REQUIRED WORK: Please state how many lines in the records contain the string "dell", with no words besides the number.

◆ ◆ ◆ ◆ ◆

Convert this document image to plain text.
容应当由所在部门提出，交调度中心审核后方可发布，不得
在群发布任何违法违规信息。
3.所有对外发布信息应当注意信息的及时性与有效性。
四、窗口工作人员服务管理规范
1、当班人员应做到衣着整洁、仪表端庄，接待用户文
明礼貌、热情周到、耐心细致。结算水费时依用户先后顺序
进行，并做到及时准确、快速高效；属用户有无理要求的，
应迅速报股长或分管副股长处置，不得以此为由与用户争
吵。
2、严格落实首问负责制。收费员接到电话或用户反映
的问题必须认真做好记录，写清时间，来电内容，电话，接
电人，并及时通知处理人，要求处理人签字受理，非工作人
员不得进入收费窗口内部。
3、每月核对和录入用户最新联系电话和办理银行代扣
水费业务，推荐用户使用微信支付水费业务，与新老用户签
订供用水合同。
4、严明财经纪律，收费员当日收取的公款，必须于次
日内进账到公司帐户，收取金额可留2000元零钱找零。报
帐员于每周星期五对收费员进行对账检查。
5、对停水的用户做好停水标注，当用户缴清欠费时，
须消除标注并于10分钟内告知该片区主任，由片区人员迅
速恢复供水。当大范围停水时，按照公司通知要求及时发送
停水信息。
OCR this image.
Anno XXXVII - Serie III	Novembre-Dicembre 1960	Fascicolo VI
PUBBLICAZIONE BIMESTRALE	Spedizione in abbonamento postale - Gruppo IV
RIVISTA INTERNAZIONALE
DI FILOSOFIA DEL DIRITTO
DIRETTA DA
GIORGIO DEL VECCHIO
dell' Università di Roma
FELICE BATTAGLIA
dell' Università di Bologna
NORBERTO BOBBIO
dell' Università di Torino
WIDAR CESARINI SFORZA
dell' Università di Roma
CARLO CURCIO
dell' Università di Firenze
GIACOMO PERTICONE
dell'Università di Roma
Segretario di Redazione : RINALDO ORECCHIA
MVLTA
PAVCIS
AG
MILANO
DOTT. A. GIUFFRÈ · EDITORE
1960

◆ ◆ ◆ ◆ ◆

FULL OUTPUT: 6